** START Data shown **

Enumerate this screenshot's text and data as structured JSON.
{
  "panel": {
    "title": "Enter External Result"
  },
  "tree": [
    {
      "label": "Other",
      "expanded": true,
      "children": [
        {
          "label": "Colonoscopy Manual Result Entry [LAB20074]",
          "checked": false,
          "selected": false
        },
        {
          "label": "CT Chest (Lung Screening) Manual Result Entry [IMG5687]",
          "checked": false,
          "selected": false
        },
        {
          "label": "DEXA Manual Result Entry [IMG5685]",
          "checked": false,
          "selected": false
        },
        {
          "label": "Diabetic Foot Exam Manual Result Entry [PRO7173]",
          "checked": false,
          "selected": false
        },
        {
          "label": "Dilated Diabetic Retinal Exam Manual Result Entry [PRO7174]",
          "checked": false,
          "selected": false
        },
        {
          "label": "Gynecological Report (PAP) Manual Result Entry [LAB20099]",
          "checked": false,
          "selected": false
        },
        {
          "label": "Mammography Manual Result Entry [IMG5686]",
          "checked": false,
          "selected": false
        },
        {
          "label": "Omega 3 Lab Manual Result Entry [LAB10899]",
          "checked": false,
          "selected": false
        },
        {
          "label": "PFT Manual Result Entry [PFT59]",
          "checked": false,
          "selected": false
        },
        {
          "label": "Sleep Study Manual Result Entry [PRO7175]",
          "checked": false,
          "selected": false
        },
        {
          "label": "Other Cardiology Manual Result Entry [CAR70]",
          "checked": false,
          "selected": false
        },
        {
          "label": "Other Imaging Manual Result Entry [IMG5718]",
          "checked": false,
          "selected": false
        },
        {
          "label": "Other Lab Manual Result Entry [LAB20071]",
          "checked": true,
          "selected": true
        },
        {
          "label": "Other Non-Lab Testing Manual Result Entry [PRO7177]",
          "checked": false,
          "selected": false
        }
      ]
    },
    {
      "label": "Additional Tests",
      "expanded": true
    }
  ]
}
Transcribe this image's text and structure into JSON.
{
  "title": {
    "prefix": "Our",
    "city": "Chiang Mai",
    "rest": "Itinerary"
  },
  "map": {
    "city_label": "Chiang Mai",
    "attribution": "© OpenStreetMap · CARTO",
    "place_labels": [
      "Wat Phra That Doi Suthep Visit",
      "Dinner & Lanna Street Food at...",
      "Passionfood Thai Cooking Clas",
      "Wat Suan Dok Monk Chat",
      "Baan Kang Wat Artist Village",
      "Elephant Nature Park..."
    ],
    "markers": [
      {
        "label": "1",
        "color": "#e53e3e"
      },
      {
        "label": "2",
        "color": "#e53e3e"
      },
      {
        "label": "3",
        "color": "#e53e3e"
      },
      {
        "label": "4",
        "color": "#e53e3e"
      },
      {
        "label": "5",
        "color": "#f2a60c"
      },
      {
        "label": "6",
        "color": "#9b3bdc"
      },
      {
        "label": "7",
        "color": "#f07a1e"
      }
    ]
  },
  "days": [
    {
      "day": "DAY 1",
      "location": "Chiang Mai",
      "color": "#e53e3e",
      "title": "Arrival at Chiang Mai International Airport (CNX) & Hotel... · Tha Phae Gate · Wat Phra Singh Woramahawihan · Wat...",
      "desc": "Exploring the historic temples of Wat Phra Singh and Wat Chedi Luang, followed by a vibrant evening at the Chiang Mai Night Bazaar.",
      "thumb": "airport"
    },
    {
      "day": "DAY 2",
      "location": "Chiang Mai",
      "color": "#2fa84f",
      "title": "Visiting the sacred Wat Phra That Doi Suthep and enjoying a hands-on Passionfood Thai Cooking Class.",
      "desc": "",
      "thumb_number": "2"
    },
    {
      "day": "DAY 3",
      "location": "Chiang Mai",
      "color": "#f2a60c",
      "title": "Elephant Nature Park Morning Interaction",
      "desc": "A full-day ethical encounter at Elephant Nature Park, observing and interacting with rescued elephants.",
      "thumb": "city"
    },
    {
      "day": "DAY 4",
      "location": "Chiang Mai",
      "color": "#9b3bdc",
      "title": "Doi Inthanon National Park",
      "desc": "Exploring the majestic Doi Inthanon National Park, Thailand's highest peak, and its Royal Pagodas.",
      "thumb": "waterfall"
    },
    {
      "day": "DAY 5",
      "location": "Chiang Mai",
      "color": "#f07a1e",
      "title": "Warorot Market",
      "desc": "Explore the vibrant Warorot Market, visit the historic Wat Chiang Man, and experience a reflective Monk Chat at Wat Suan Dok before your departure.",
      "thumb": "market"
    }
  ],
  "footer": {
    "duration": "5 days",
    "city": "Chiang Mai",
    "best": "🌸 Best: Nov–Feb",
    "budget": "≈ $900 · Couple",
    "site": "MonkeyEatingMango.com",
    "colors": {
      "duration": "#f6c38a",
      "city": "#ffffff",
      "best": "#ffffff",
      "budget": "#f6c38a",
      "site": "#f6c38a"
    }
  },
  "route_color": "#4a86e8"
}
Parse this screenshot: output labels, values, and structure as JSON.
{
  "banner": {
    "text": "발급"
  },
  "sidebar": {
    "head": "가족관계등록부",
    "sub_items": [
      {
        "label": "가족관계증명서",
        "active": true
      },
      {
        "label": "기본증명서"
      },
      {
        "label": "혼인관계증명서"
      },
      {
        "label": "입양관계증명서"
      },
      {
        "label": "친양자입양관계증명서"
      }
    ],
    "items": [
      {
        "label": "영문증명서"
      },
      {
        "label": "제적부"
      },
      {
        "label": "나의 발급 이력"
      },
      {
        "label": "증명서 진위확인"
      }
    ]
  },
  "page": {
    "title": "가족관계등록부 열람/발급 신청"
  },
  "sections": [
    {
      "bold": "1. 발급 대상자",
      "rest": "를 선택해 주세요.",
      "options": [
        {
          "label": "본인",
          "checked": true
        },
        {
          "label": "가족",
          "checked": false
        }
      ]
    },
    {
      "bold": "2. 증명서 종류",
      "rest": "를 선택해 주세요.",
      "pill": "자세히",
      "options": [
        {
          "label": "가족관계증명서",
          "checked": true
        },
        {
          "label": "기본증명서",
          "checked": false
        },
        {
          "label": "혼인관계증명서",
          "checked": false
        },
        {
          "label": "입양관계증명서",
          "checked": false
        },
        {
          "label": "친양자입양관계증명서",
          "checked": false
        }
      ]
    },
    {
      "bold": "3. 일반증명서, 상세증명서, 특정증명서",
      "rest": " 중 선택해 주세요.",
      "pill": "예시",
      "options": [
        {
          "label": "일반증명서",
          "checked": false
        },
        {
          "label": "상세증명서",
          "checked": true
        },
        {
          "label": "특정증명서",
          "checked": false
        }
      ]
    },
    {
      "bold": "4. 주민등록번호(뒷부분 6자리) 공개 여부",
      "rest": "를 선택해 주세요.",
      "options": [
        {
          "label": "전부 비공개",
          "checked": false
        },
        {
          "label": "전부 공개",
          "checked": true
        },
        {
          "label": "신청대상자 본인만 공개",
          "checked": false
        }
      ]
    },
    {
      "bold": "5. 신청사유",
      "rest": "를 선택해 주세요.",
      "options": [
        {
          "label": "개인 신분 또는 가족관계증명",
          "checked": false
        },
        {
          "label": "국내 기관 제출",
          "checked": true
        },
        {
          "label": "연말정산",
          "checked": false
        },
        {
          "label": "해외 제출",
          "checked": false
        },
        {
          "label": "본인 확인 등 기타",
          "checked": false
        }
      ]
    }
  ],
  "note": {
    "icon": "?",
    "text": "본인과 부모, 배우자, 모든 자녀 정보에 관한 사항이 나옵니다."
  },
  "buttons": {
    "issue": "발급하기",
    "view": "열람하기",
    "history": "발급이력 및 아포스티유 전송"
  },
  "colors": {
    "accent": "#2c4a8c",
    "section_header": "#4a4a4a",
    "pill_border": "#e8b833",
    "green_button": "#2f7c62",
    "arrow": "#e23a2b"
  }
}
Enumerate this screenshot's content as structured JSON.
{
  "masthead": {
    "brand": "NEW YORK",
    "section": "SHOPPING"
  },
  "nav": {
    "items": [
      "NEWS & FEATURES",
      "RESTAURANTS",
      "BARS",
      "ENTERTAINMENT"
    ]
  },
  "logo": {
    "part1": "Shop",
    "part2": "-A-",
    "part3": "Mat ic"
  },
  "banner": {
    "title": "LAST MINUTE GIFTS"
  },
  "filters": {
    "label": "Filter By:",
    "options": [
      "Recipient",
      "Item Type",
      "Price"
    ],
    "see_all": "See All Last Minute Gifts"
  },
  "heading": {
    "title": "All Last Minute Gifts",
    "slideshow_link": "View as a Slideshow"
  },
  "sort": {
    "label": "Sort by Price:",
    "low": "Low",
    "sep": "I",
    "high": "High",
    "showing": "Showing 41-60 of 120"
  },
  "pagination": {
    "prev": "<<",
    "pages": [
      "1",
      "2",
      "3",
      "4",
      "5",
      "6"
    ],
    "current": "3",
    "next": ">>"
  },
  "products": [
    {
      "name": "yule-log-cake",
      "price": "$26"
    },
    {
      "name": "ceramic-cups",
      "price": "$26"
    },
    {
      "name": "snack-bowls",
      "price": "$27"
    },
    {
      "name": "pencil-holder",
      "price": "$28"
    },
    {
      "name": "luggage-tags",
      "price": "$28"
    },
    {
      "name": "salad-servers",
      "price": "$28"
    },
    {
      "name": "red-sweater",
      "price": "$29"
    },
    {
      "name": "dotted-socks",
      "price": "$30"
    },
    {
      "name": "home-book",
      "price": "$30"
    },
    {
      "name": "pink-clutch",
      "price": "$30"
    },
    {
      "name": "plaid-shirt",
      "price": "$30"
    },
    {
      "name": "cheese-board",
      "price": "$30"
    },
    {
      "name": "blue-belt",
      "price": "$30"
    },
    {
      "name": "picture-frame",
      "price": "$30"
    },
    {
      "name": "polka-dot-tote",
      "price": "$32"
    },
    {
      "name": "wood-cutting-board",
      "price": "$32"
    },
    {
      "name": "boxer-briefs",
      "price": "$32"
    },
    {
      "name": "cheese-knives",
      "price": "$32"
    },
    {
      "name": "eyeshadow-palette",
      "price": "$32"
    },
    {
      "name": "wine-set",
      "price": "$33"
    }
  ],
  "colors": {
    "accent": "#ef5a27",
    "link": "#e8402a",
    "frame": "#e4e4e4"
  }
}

** END Data shown **

Problem statement:
For each line of the entries that includes "historic", show that line.

Answer to the problem:
      "desc": "Exploring the historic temples of Wat Phra Singh and Wat Chedi Luang, followed by a vibrant evening at the Chiang Mai Night Bazaar.",
      "desc": "Explore the vibrant Warorot Market, visit the historic Wat Chiang Man, and experience a reflective Monk Chat at Wat Suan Dok before your departure.",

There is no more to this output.